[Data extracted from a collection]
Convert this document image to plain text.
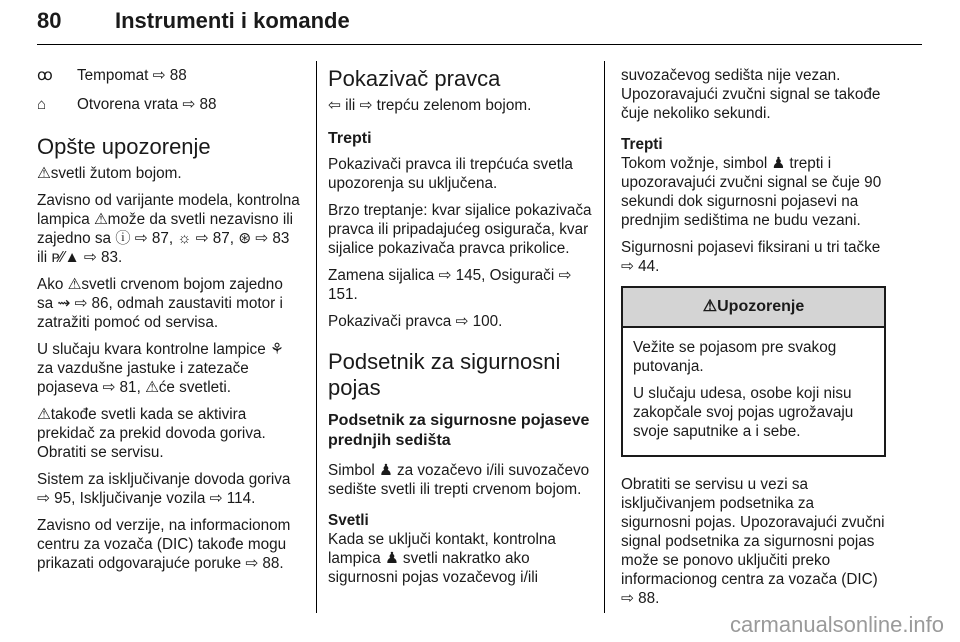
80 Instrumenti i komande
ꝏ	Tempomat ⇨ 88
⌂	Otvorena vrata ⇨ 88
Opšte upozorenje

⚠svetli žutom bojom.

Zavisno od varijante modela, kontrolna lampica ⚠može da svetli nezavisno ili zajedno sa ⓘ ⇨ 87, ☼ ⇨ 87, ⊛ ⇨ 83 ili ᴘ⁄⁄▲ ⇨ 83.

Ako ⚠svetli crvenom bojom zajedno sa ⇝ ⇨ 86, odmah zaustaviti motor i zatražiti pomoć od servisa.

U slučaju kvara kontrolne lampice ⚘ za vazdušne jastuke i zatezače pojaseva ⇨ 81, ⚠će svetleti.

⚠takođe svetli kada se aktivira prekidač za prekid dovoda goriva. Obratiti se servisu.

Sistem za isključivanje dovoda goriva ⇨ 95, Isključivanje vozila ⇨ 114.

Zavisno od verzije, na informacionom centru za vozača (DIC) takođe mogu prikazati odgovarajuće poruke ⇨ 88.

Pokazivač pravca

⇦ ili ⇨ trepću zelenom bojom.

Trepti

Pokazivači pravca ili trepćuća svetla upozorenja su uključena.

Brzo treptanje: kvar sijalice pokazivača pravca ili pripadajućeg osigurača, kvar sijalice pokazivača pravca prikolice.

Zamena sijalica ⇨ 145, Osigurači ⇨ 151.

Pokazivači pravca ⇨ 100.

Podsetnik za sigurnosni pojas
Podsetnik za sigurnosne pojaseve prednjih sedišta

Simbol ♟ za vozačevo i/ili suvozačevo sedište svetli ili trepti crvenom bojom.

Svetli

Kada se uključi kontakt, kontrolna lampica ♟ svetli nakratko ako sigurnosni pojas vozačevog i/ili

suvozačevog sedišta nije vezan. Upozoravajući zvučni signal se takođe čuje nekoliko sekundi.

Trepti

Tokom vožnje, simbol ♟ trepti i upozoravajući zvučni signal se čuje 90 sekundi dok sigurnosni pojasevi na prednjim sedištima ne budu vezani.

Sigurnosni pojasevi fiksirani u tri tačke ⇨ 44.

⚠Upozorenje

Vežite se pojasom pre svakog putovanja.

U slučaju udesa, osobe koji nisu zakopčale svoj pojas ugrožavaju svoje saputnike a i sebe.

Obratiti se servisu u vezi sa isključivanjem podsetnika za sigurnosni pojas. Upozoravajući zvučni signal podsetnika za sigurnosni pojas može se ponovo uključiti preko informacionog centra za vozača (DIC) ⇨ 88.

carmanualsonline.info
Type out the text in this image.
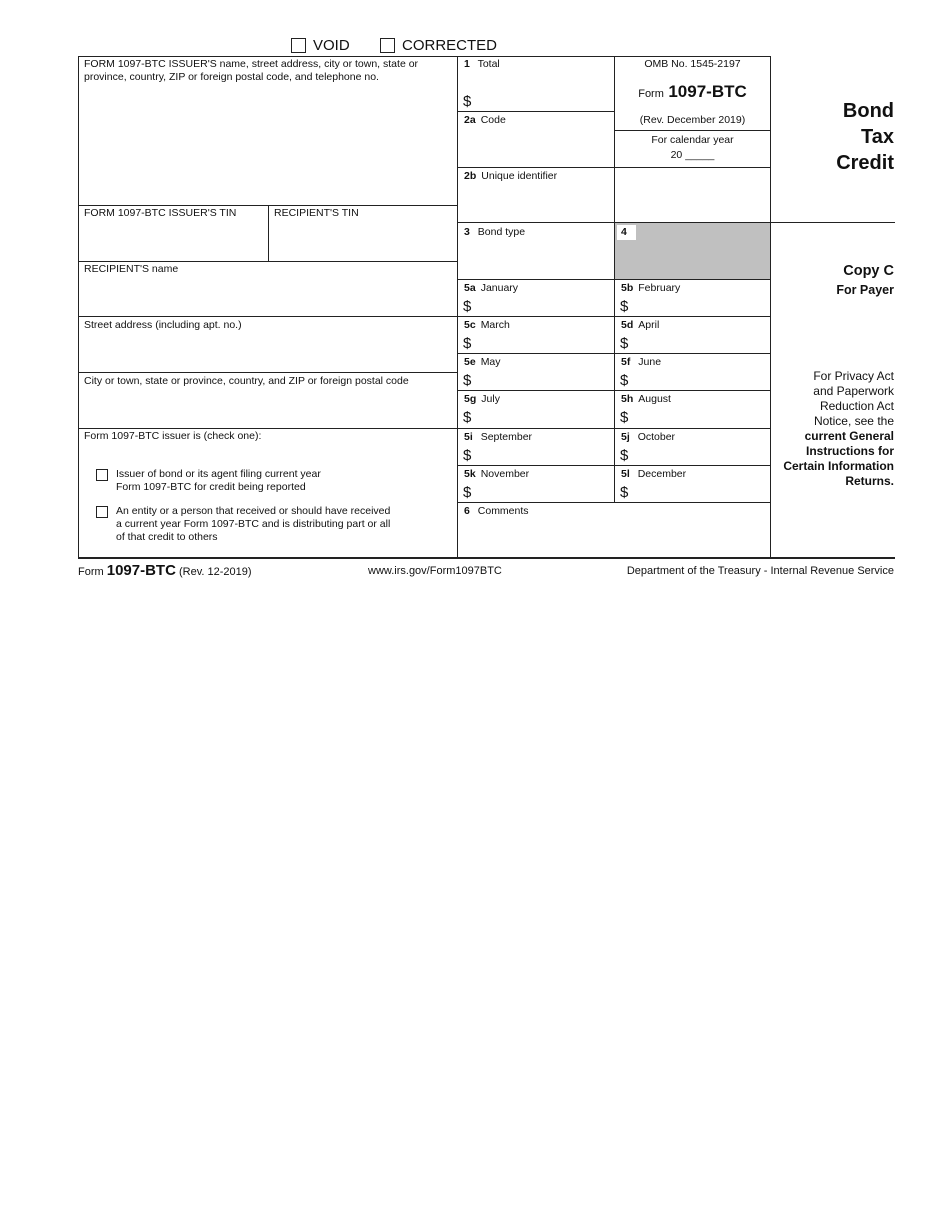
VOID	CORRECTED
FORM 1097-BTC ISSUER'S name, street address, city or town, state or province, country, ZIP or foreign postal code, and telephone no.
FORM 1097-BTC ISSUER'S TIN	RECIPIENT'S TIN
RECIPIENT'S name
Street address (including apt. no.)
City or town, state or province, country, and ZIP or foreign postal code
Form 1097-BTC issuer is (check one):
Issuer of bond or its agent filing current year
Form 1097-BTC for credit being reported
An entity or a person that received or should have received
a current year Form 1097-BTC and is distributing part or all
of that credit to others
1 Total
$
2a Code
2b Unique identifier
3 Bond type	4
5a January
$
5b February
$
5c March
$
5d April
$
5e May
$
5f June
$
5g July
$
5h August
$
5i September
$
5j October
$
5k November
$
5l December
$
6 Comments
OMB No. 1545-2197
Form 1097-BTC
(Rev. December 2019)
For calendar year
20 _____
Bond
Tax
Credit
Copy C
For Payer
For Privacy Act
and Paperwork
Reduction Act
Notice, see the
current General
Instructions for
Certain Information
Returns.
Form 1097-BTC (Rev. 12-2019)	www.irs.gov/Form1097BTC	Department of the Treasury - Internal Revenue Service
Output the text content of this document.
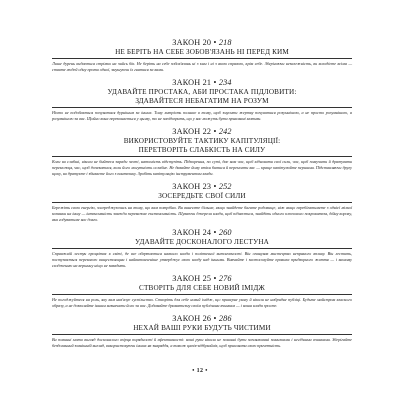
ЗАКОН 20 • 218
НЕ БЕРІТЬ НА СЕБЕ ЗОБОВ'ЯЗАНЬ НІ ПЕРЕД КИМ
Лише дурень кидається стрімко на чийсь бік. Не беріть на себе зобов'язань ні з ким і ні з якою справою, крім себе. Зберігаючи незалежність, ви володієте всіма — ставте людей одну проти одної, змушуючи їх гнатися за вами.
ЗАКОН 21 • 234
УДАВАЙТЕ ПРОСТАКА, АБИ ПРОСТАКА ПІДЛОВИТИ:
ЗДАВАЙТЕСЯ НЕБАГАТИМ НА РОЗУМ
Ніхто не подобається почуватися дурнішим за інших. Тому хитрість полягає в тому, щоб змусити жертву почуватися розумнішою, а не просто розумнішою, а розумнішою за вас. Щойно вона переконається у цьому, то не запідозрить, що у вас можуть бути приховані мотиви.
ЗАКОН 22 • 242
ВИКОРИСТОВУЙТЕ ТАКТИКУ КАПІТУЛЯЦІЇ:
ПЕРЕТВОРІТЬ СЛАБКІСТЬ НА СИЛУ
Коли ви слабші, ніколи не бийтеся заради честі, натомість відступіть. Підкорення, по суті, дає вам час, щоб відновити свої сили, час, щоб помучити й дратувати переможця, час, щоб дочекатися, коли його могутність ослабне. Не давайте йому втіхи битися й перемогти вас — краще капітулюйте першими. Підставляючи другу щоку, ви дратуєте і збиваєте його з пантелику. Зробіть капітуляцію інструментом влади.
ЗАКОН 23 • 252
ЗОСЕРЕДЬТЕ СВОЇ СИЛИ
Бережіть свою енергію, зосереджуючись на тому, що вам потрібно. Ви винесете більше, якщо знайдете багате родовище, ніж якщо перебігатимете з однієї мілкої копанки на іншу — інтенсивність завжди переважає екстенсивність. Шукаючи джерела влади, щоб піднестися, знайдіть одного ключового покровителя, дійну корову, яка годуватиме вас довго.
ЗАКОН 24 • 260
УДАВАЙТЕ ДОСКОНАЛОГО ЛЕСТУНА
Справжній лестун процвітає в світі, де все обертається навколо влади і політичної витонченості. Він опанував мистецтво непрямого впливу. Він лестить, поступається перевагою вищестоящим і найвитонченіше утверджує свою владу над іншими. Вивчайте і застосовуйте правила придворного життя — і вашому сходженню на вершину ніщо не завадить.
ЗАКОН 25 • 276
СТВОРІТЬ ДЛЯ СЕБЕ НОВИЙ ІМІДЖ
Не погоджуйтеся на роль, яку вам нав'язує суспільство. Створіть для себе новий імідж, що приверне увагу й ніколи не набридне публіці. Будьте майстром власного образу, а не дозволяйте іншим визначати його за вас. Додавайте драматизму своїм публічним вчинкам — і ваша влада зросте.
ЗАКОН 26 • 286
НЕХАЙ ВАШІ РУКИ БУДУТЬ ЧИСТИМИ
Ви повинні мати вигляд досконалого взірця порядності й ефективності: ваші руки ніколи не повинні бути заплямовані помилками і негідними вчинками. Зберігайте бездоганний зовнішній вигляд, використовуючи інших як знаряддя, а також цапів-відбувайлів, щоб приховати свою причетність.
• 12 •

WHAT YOU ARE ASKED TO DO:
Without the pictures, write out every entry precisely as it appears.

EXERCISE OUTPUT:
Convert this document image to plain text.
80 Instrumenti i komande
ꝏ	Tempomat ⇨ 88
⌂	Otvorena vrata ⇨ 88
Opšte upozorenje

⚠svetli žutom bojom.

Zavisno od varijante modela, kontrolna lampica ⚠može da svetli nezavisno ili zajedno sa ⓘ ⇨ 87, ☼ ⇨ 87, ⊛ ⇨ 83 ili ᴘ⁄⁄▲ ⇨ 83.

Ako ⚠svetli crvenom bojom zajedno sa ⇝ ⇨ 86, odmah zaustaviti motor i zatražiti pomoć od servisa.

U slučaju kvara kontrolne lampice ⚘ za vazdušne jastuke i zatezače pojaseva ⇨ 81, ⚠će svetleti.

⚠takođe svetli kada se aktivira prekidač za prekid dovoda goriva. Obratiti se servisu.

Sistem za isključivanje dovoda goriva ⇨ 95, Isključivanje vozila ⇨ 114.

Zavisno od verzije, na informacionom centru za vozača (DIC) takođe mogu prikazati odgovarajuće poruke ⇨ 88.

Pokazivač pravca

⇦ ili ⇨ trepću zelenom bojom.

Trepti

Pokazivači pravca ili trepćuća svetla upozorenja su uključena.

Brzo treptanje: kvar sijalice pokazivača pravca ili pripadajućeg osigurača, kvar sijalice pokazivača pravca prikolice.

Zamena sijalica ⇨ 145, Osigurači ⇨ 151.

Pokazivači pravca ⇨ 100.

Podsetnik za sigurnosni pojas
Podsetnik za sigurnosne pojaseve prednjih sedišta

Simbol ♟ za vozačevo i/ili suvozačevo sedište svetli ili trepti crvenom bojom.

Svetli

Kada se uključi kontakt, kontrolna lampica ♟ svetli nakratko ako sigurnosni pojas vozačevog i/ili

suvozačevog sedišta nije vezan. Upozoravajući zvučni signal se takođe čuje nekoliko sekundi.

Trepti

Tokom vožnje, simbol ♟ trepti i upozoravajući zvučni signal se čuje 90 sekundi dok sigurnosni pojasevi na prednjim sedištima ne budu vezani.

Sigurnosni pojasevi fiksirani u tri tačke ⇨ 44.

⚠Upozorenje

Vežite se pojasom pre svakog putovanja.

U slučaju udesa, osobe koji nisu zakopčale svoj pojas ugrožavaju svoje saputnike a i sebe.

Obratiti se servisu u vezi sa isključivanjem podsetnika za sigurnosni pojas. Upozoravajući zvučni signal podsetnika za sigurnosni pojas može se ponovo uključiti preko informacionog centra za vozača (DIC) ⇨ 88.

carmanualsonline.info
Type out the text in this image.
VOID	CORRECTED
FORM 1097-BTC ISSUER'S name, street address, city or town, state or province, country, ZIP or foreign postal code, and telephone no.
FORM 1097-BTC ISSUER'S TIN	RECIPIENT'S TIN
RECIPIENT'S name
Street address (including apt. no.)
City or town, state or province, country, and ZIP or foreign postal code
Form 1097-BTC issuer is (check one):
Issuer of bond or its agent filing current year
Form 1097-BTC for credit being reported
An entity or a person that received or should have received
a current year Form 1097-BTC and is distributing part or all
of that credit to others
1 Total
$
2a Code
2b Unique identifier
3 Bond type	4
5a January
$
5b February
$
5c March
$
5d April
$
5e May
$
5f June
$
5g July
$
5h August
$
5i September
$
5j October
$
5k November
$
5l December
$
6 Comments
OMB No. 1545-2197
Form 1097-BTC
(Rev. December 2019)
For calendar year
20 _____
Bond
Tax
Credit
Copy C
For Payer
For Privacy Act
and Paperwork
Reduction Act
Notice, see the
current General
Instructions for
Certain Information
Returns.
Form 1097-BTC (Rev. 12-2019)	www.irs.gov/Form1097BTC	Department of the Treasury - Internal Revenue Service
Output the text content of this document.
ЗАКОН 20 • 218
НЕ БЕРІТЬ НА СЕБЕ ЗОБОВ'ЯЗАНЬ НІ ПЕРЕД КИМ
Лише дурень кидається стрімко на чийсь бік. Не беріть на себе зобов'язань ні з ким і ні з якою справою, крім себе. Зберігаючи незалежність, ви володієте всіма — ставте людей одну проти одної, змушуючи їх гнатися за вами.
ЗАКОН 21 • 234
УДАВАЙТЕ ПРОСТАКА, АБИ ПРОСТАКА ПІДЛОВИТИ:
ЗДАВАЙТЕСЯ НЕБАГАТИМ НА РОЗУМ
Ніхто не подобається почуватися дурнішим за інших. Тому хитрість полягає в тому, щоб змусити жертву почуватися розумнішою, а не просто розумнішою, а розумнішою за вас. Щойно вона переконається у цьому, то не запідозрить, що у вас можуть бути приховані мотиви.
ЗАКОН 22 • 242
ВИКОРИСТОВУЙТЕ ТАКТИКУ КАПІТУЛЯЦІЇ:
ПЕРЕТВОРІТЬ СЛАБКІСТЬ НА СИЛУ
Коли ви слабші, ніколи не бийтеся заради честі, натомість відступіть. Підкорення, по суті, дає вам час, щоб відновити свої сили, час, щоб помучити й дратувати переможця, час, щоб дочекатися, коли його могутність ослабне. Не давайте йому втіхи битися й перемогти вас — краще капітулюйте першими. Підставляючи другу щоку, ви дратуєте і збиваєте його з пантелику. Зробіть капітуляцію інструментом влади.
ЗАКОН 23 • 252
ЗОСЕРЕДЬТЕ СВОЇ СИЛИ
Бережіть свою енергію, зосереджуючись на тому, що вам потрібно. Ви винесете більше, якщо знайдете багате родовище, ніж якщо перебігатимете з однієї мілкої копанки на іншу — інтенсивність завжди переважає екстенсивність. Шукаючи джерела влади, щоб піднестися, знайдіть одного ключового покровителя, дійну корову, яка годуватиме вас довго.
ЗАКОН 24 • 260
УДАВАЙТЕ ДОСКОНАЛОГО ЛЕСТУНА
Справжній лестун процвітає в світі, де все обертається навколо влади і політичної витонченості. Він опанував мистецтво непрямого впливу. Він лестить, поступається перевагою вищестоящим і найвитонченіше утверджує свою владу над іншими. Вивчайте і застосовуйте правила придворного життя — і вашому сходженню на вершину ніщо не завадить.
ЗАКОН 25 • 276
СТВОРІТЬ ДЛЯ СЕБЕ НОВИЙ ІМІДЖ
Не погоджуйтеся на роль, яку вам нав'язує суспільство. Створіть для себе новий імідж, що приверне увагу й ніколи не набридне публіці. Будьте майстром власного образу, а не дозволяйте іншим визначати його за вас. Додавайте драматизму своїм публічним вчинкам — і ваша влада зросте.
ЗАКОН 26 • 286
НЕХАЙ ВАШІ РУКИ БУДУТЬ ЧИСТИМИ
Ви повинні мати вигляд досконалого взірця порядності й ефективності: ваші руки ніколи не повинні бути заплямовані помилками і негідними вчинками. Зберігайте бездоганний зовнішній вигляд, використовуючи інших як знаряддя, а також цапів-відбувайлів, щоб приховати свою причетність.
• 12 •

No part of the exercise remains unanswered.